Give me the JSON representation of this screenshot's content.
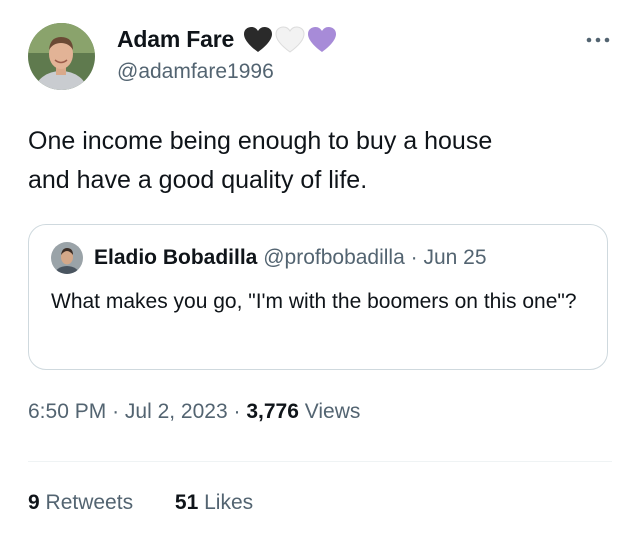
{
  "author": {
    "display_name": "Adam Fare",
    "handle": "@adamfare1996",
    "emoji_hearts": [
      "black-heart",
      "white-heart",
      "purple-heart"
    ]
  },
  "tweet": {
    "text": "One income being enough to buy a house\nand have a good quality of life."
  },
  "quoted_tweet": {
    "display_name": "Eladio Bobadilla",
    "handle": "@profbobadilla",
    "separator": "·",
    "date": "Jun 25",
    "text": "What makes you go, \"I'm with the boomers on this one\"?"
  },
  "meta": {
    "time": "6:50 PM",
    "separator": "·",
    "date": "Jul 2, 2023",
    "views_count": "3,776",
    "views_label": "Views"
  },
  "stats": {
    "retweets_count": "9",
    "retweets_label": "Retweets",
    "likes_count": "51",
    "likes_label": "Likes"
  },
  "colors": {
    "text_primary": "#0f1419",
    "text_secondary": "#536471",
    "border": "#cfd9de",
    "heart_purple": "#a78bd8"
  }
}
※ ※ ※
#### [THE PROBLEM]
Write every entry out again exactly, dropping the pictures.

#### [EXERCISE OUTPUT]
Give me the JSON representation of this screenshot's content.
{
  "author": {
    "display_name": "Adam Fare",
    "handle": "@adamfare1996",
    "emoji_hearts": [
      "black-heart",
      "white-heart",
      "purple-heart"
    ]
  },
  "tweet": {
    "text": "One income being enough to buy a house\nand have a good quality of life."
  },
  "quoted_tweet": {
    "display_name": "Eladio Bobadilla",
    "handle": "@profbobadilla",
    "separator": "·",
    "date": "Jun 25",
    "text": "What makes you go, \"I'm with the boomers on this one\"?"
  },
  "meta": {
    "time": "6:50 PM",
    "separator": "·",
    "date": "Jul 2, 2023",
    "views_count": "3,776",
    "views_label": "Views"
  },
  "stats": {
    "retweets_count": "9",
    "retweets_label": "Retweets",
    "likes_count": "51",
    "likes_label": "Likes"
  },
  "colors": {
    "text_primary": "#0f1419",
    "text_secondary": "#536471",
    "border": "#cfd9de",
    "heart_purple": "#a78bd8"
  }
}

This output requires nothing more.